# Given records
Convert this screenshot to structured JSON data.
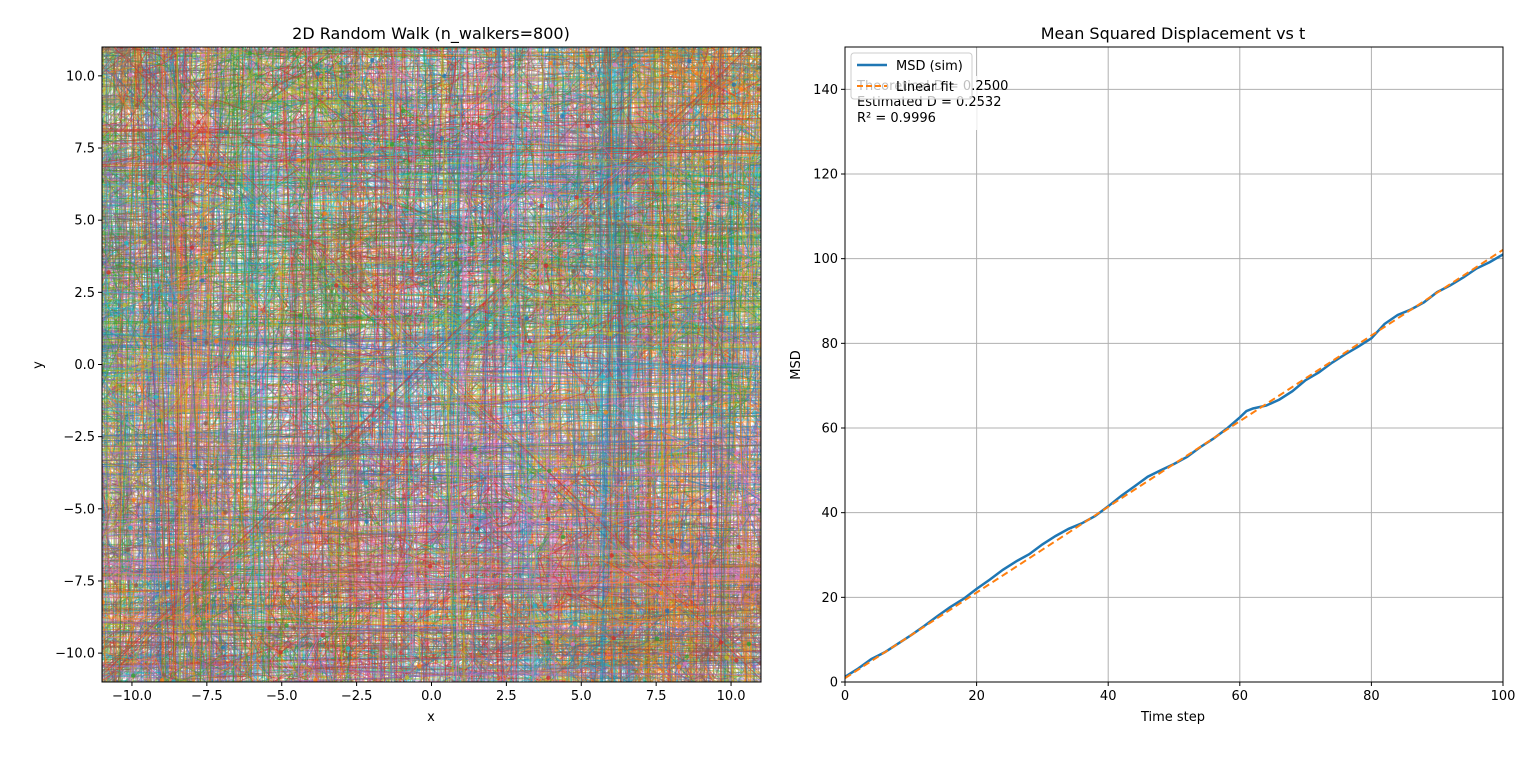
{
  "chart_data": [
    {
      "type": "line",
      "title": "2D Random Walk (n_walkers=800)",
      "xlabel": "x",
      "ylabel": "y",
      "xlim": [
        -11,
        11
      ],
      "ylim": [
        -11,
        11
      ],
      "xticks": [
        -10.0,
        -7.5,
        -5.0,
        -2.5,
        0.0,
        2.5,
        5.0,
        7.5,
        10.0
      ],
      "yticks": [
        -10.0,
        -7.5,
        -5.0,
        -2.5,
        0.0,
        2.5,
        5.0,
        7.5,
        10.0
      ],
      "grid": false,
      "n_walkers": 800,
      "palette": [
        "#1f77b4",
        "#ff7f0e",
        "#2ca02c",
        "#d62728",
        "#9467bd",
        "#8c564b",
        "#e377c2",
        "#7f7f7f",
        "#bcbd22",
        "#17becf"
      ]
    },
    {
      "type": "line",
      "title": "Mean Squared Displacement vs t",
      "xlabel": "Time step",
      "ylabel": "MSD",
      "xlim": [
        0,
        100
      ],
      "ylim": [
        0,
        150
      ],
      "xticks": [
        0,
        20,
        40,
        60,
        80,
        100
      ],
      "yticks": [
        0,
        20,
        40,
        60,
        80,
        100,
        120,
        140
      ],
      "grid": true,
      "legend": {
        "placement": "upper-left",
        "entries": [
          "MSD (sim)",
          "Linear fit"
        ]
      },
      "annotation": [
        "Theoretical D = 0.2500",
        "Estimated D = 0.2532",
        "R² = 0.9996"
      ],
      "series": [
        {
          "name": "MSD (sim)",
          "color": "#1f77b4",
          "style": "solid",
          "x": [
            0,
            2,
            4,
            6,
            8,
            10,
            12,
            14,
            16,
            18,
            20,
            22,
            24,
            26,
            28,
            30,
            32,
            34,
            36,
            38,
            40,
            42,
            44,
            46,
            48,
            50,
            52,
            54,
            56,
            58,
            60,
            61,
            62,
            64,
            66,
            68,
            70,
            72,
            74,
            76,
            78,
            80,
            82,
            84,
            86,
            88,
            90,
            92,
            94,
            96,
            98,
            100
          ],
          "y": [
            1.2,
            3.2,
            5.4,
            7.0,
            9.0,
            11.0,
            13.2,
            15.5,
            17.7,
            19.6,
            22.0,
            24.2,
            26.5,
            28.5,
            30.2,
            32.5,
            34.5,
            36.2,
            37.5,
            39.2,
            41.5,
            44.0,
            46.2,
            48.5,
            50.0,
            51.5,
            53.2,
            55.5,
            57.5,
            59.8,
            62.5,
            64.0,
            64.6,
            65.3,
            66.7,
            68.7,
            71.3,
            73.1,
            75.4,
            77.4,
            79.2,
            81.2,
            84.6,
            86.7,
            88.0,
            89.7,
            92.1,
            93.7,
            95.6,
            97.7,
            99.2,
            101.0
          ]
        },
        {
          "name": "Linear fit",
          "color": "#ff7f0e",
          "style": "dashed",
          "x": [
            0,
            100
          ],
          "y": [
            0.9,
            102.1
          ]
        }
      ]
    }
  ]
}
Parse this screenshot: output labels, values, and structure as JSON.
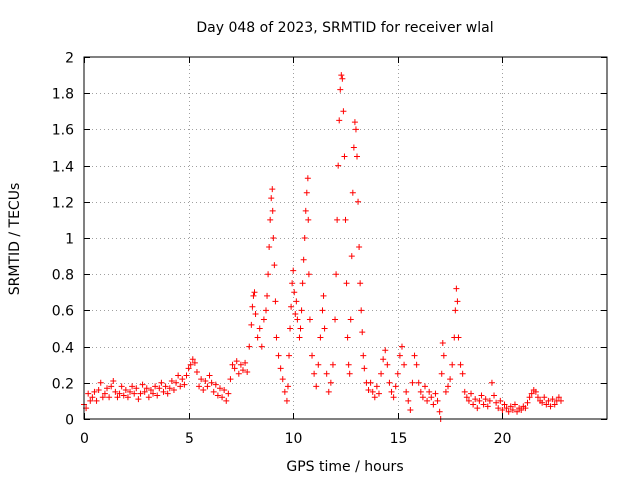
{
  "chart_data": {
    "type": "scatter",
    "title": "Day 048 of 2023, SRMTID for receiver wlal",
    "xlabel": "GPS time / hours",
    "ylabel": "SRMTID / TECUs",
    "xlim": [
      0,
      25
    ],
    "ylim": [
      0,
      2
    ],
    "xticks": [
      0,
      5,
      10,
      15,
      20
    ],
    "xtick_labels": [
      "0",
      "5",
      "10",
      "15",
      "20"
    ],
    "yticks": [
      0,
      0.2,
      0.4,
      0.6,
      0.8,
      1,
      1.2,
      1.4,
      1.6,
      1.8,
      2
    ],
    "ytick_labels": [
      "0",
      "0.2",
      "0.4",
      "0.6",
      "0.8",
      "1",
      "1.2",
      "1.4",
      "1.6",
      "1.8",
      "2"
    ],
    "grid": true,
    "marker": "+",
    "series": [
      {
        "name": "SRMTID",
        "color": "#ff0000",
        "points": [
          [
            0.0,
            0.08
          ],
          [
            0.1,
            0.06
          ],
          [
            0.2,
            0.14
          ],
          [
            0.3,
            0.1
          ],
          [
            0.4,
            0.12
          ],
          [
            0.5,
            0.15
          ],
          [
            0.6,
            0.1
          ],
          [
            0.7,
            0.16
          ],
          [
            0.8,
            0.2
          ],
          [
            0.9,
            0.12
          ],
          [
            1.0,
            0.14
          ],
          [
            1.1,
            0.17
          ],
          [
            1.2,
            0.12
          ],
          [
            1.3,
            0.18
          ],
          [
            1.4,
            0.21
          ],
          [
            1.5,
            0.15
          ],
          [
            1.6,
            0.12
          ],
          [
            1.7,
            0.14
          ],
          [
            1.8,
            0.18
          ],
          [
            1.9,
            0.13
          ],
          [
            2.0,
            0.16
          ],
          [
            2.1,
            0.12
          ],
          [
            2.2,
            0.15
          ],
          [
            2.3,
            0.18
          ],
          [
            2.4,
            0.14
          ],
          [
            2.5,
            0.17
          ],
          [
            2.6,
            0.11
          ],
          [
            2.7,
            0.14
          ],
          [
            2.8,
            0.19
          ],
          [
            2.9,
            0.15
          ],
          [
            3.0,
            0.17
          ],
          [
            3.1,
            0.12
          ],
          [
            3.2,
            0.16
          ],
          [
            3.3,
            0.14
          ],
          [
            3.4,
            0.18
          ],
          [
            3.5,
            0.13
          ],
          [
            3.6,
            0.17
          ],
          [
            3.7,
            0.2
          ],
          [
            3.8,
            0.15
          ],
          [
            3.9,
            0.18
          ],
          [
            4.0,
            0.14
          ],
          [
            4.1,
            0.17
          ],
          [
            4.2,
            0.21
          ],
          [
            4.3,
            0.16
          ],
          [
            4.4,
            0.2
          ],
          [
            4.5,
            0.24
          ],
          [
            4.6,
            0.18
          ],
          [
            4.7,
            0.22
          ],
          [
            4.8,
            0.19
          ],
          [
            4.9,
            0.24
          ],
          [
            5.0,
            0.28
          ],
          [
            5.1,
            0.3
          ],
          [
            5.2,
            0.33
          ],
          [
            5.3,
            0.31
          ],
          [
            5.4,
            0.26
          ],
          [
            5.5,
            0.18
          ],
          [
            5.6,
            0.22
          ],
          [
            5.7,
            0.16
          ],
          [
            5.8,
            0.21
          ],
          [
            5.9,
            0.18
          ],
          [
            6.0,
            0.24
          ],
          [
            6.1,
            0.2
          ],
          [
            6.2,
            0.15
          ],
          [
            6.3,
            0.19
          ],
          [
            6.4,
            0.13
          ],
          [
            6.5,
            0.17
          ],
          [
            6.6,
            0.12
          ],
          [
            6.7,
            0.16
          ],
          [
            6.8,
            0.1
          ],
          [
            6.9,
            0.14
          ],
          [
            7.0,
            0.22
          ],
          [
            7.1,
            0.3
          ],
          [
            7.2,
            0.28
          ],
          [
            7.3,
            0.32
          ],
          [
            7.4,
            0.25
          ],
          [
            7.5,
            0.3
          ],
          [
            7.6,
            0.27
          ],
          [
            7.7,
            0.31
          ],
          [
            7.8,
            0.26
          ],
          [
            7.9,
            0.4
          ],
          [
            8.0,
            0.52
          ],
          [
            8.05,
            0.62
          ],
          [
            8.1,
            0.68
          ],
          [
            8.15,
            0.7
          ],
          [
            8.2,
            0.58
          ],
          [
            8.3,
            0.45
          ],
          [
            8.4,
            0.5
          ],
          [
            8.5,
            0.4
          ],
          [
            8.6,
            0.55
          ],
          [
            8.7,
            0.6
          ],
          [
            8.75,
            0.68
          ],
          [
            8.8,
            0.8
          ],
          [
            8.85,
            0.95
          ],
          [
            8.9,
            1.1
          ],
          [
            8.95,
            1.22
          ],
          [
            9.0,
            1.27
          ],
          [
            9.02,
            1.15
          ],
          [
            9.05,
            1.0
          ],
          [
            9.1,
            0.85
          ],
          [
            9.15,
            0.65
          ],
          [
            9.2,
            0.45
          ],
          [
            9.3,
            0.35
          ],
          [
            9.4,
            0.28
          ],
          [
            9.5,
            0.22
          ],
          [
            9.6,
            0.15
          ],
          [
            9.7,
            0.1
          ],
          [
            9.75,
            0.18
          ],
          [
            9.8,
            0.35
          ],
          [
            9.85,
            0.5
          ],
          [
            9.9,
            0.62
          ],
          [
            9.95,
            0.75
          ],
          [
            10.0,
            0.82
          ],
          [
            10.05,
            0.7
          ],
          [
            10.1,
            0.58
          ],
          [
            10.15,
            0.65
          ],
          [
            10.2,
            0.55
          ],
          [
            10.3,
            0.45
          ],
          [
            10.35,
            0.5
          ],
          [
            10.4,
            0.6
          ],
          [
            10.45,
            0.75
          ],
          [
            10.5,
            0.88
          ],
          [
            10.55,
            1.0
          ],
          [
            10.6,
            1.15
          ],
          [
            10.65,
            1.25
          ],
          [
            10.7,
            1.33
          ],
          [
            10.72,
            1.1
          ],
          [
            10.75,
            0.8
          ],
          [
            10.8,
            0.55
          ],
          [
            10.9,
            0.35
          ],
          [
            11.0,
            0.25
          ],
          [
            11.1,
            0.18
          ],
          [
            11.2,
            0.3
          ],
          [
            11.3,
            0.45
          ],
          [
            11.4,
            0.6
          ],
          [
            11.45,
            0.68
          ],
          [
            11.5,
            0.5
          ],
          [
            11.6,
            0.25
          ],
          [
            11.7,
            0.15
          ],
          [
            11.8,
            0.2
          ],
          [
            11.9,
            0.3
          ],
          [
            12.0,
            0.55
          ],
          [
            12.05,
            0.8
          ],
          [
            12.1,
            1.1
          ],
          [
            12.15,
            1.4
          ],
          [
            12.2,
            1.65
          ],
          [
            12.25,
            1.82
          ],
          [
            12.3,
            1.9
          ],
          [
            12.35,
            1.88
          ],
          [
            12.4,
            1.7
          ],
          [
            12.45,
            1.45
          ],
          [
            12.5,
            1.1
          ],
          [
            12.55,
            0.75
          ],
          [
            12.6,
            0.45
          ],
          [
            12.65,
            0.3
          ],
          [
            12.7,
            0.25
          ],
          [
            12.75,
            0.55
          ],
          [
            12.8,
            0.9
          ],
          [
            12.85,
            1.25
          ],
          [
            12.9,
            1.5
          ],
          [
            12.95,
            1.64
          ],
          [
            13.0,
            1.6
          ],
          [
            13.05,
            1.45
          ],
          [
            13.1,
            1.2
          ],
          [
            13.15,
            0.95
          ],
          [
            13.2,
            0.75
          ],
          [
            13.25,
            0.6
          ],
          [
            13.3,
            0.48
          ],
          [
            13.35,
            0.35
          ],
          [
            13.4,
            0.28
          ],
          [
            13.5,
            0.2
          ],
          [
            13.6,
            0.16
          ],
          [
            13.7,
            0.2
          ],
          [
            13.8,
            0.15
          ],
          [
            13.9,
            0.12
          ],
          [
            14.0,
            0.18
          ],
          [
            14.1,
            0.14
          ],
          [
            14.2,
            0.25
          ],
          [
            14.3,
            0.33
          ],
          [
            14.4,
            0.38
          ],
          [
            14.5,
            0.3
          ],
          [
            14.6,
            0.2
          ],
          [
            14.7,
            0.15
          ],
          [
            14.8,
            0.12
          ],
          [
            14.9,
            0.18
          ],
          [
            15.0,
            0.25
          ],
          [
            15.1,
            0.35
          ],
          [
            15.2,
            0.4
          ],
          [
            15.3,
            0.3
          ],
          [
            15.4,
            0.15
          ],
          [
            15.5,
            0.1
          ],
          [
            15.6,
            0.05
          ],
          [
            15.7,
            0.2
          ],
          [
            15.8,
            0.35
          ],
          [
            15.9,
            0.3
          ],
          [
            16.0,
            0.2
          ],
          [
            16.1,
            0.15
          ],
          [
            16.2,
            0.12
          ],
          [
            16.3,
            0.18
          ],
          [
            16.4,
            0.1
          ],
          [
            16.5,
            0.15
          ],
          [
            16.6,
            0.12
          ],
          [
            16.7,
            0.08
          ],
          [
            16.8,
            0.14
          ],
          [
            16.9,
            0.1
          ],
          [
            17.0,
            0.04
          ],
          [
            17.05,
            0.0
          ],
          [
            17.1,
            0.25
          ],
          [
            17.15,
            0.42
          ],
          [
            17.2,
            0.35
          ],
          [
            17.3,
            0.15
          ],
          [
            17.4,
            0.18
          ],
          [
            17.5,
            0.22
          ],
          [
            17.6,
            0.3
          ],
          [
            17.7,
            0.45
          ],
          [
            17.75,
            0.6
          ],
          [
            17.8,
            0.72
          ],
          [
            17.85,
            0.65
          ],
          [
            17.9,
            0.45
          ],
          [
            18.0,
            0.3
          ],
          [
            18.1,
            0.25
          ],
          [
            18.2,
            0.15
          ],
          [
            18.3,
            0.12
          ],
          [
            18.4,
            0.1
          ],
          [
            18.5,
            0.14
          ],
          [
            18.6,
            0.08
          ],
          [
            18.7,
            0.11
          ],
          [
            18.8,
            0.06
          ],
          [
            18.9,
            0.1
          ],
          [
            19.0,
            0.13
          ],
          [
            19.1,
            0.08
          ],
          [
            19.2,
            0.11
          ],
          [
            19.3,
            0.07
          ],
          [
            19.4,
            0.1
          ],
          [
            19.5,
            0.2
          ],
          [
            19.6,
            0.13
          ],
          [
            19.7,
            0.09
          ],
          [
            19.8,
            0.06
          ],
          [
            19.9,
            0.1
          ],
          [
            20.0,
            0.05
          ],
          [
            20.1,
            0.08
          ],
          [
            20.2,
            0.06
          ],
          [
            20.3,
            0.04
          ],
          [
            20.4,
            0.07
          ],
          [
            20.5,
            0.05
          ],
          [
            20.6,
            0.08
          ],
          [
            20.7,
            0.04
          ],
          [
            20.8,
            0.06
          ],
          [
            20.9,
            0.05
          ],
          [
            21.0,
            0.07
          ],
          [
            21.1,
            0.06
          ],
          [
            21.2,
            0.09
          ],
          [
            21.3,
            0.12
          ],
          [
            21.4,
            0.14
          ],
          [
            21.5,
            0.16
          ],
          [
            21.6,
            0.15
          ],
          [
            21.7,
            0.12
          ],
          [
            21.8,
            0.1
          ],
          [
            21.9,
            0.09
          ],
          [
            22.0,
            0.12
          ],
          [
            22.1,
            0.08
          ],
          [
            22.2,
            0.1
          ],
          [
            22.3,
            0.07
          ],
          [
            22.4,
            0.11
          ],
          [
            22.5,
            0.08
          ],
          [
            22.6,
            0.1
          ],
          [
            22.7,
            0.12
          ],
          [
            22.8,
            0.1
          ]
        ]
      }
    ]
  }
}
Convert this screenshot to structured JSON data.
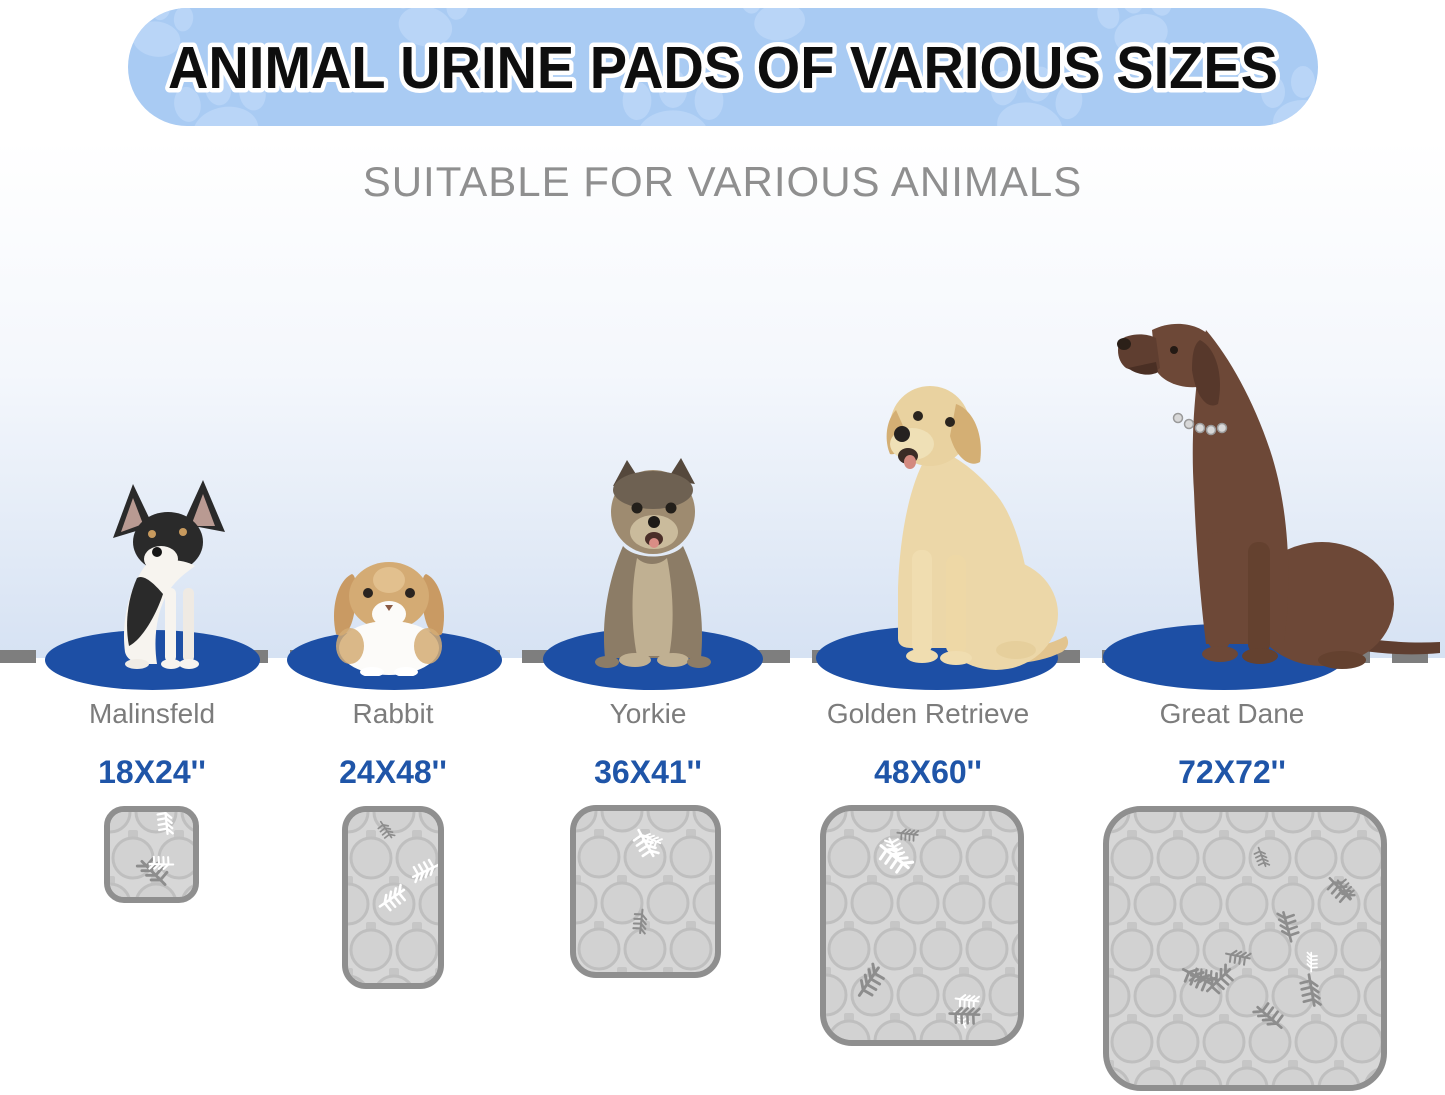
{
  "banner": {
    "title": "ANIMAL URINE PADS OF VARIOUS SIZES",
    "bg_color": "#a9cbf3",
    "paw_color": "#b9d5f7"
  },
  "subtitle": "SUITABLE FOR VARIOUS ANIMALS",
  "columns": [
    {
      "name": "Malinsfeld",
      "size": "18X24''"
    },
    {
      "name": "Rabbit",
      "size": "24X48''"
    },
    {
      "name": "Yorkie",
      "size": "36X41''"
    },
    {
      "name": "Golden Retrieve",
      "size": "48X60''"
    },
    {
      "name": "Great Dane",
      "size": "72X72''"
    }
  ],
  "icons": {
    "banner_decoration": "paw-print-icon"
  },
  "colors": {
    "size_text_blue": "#1f55a8",
    "oval_blue": "#1d4fa5",
    "label_gray": "#7c7c7c",
    "pad_fill": "#d7d7d7",
    "pad_border": "#8f8f8f",
    "dash_gray": "#7e7e7e"
  }
}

# Task objective
What is the number of lines in this material that hold the string "VARIOUS"? Answer with that number only.

# Solution below
2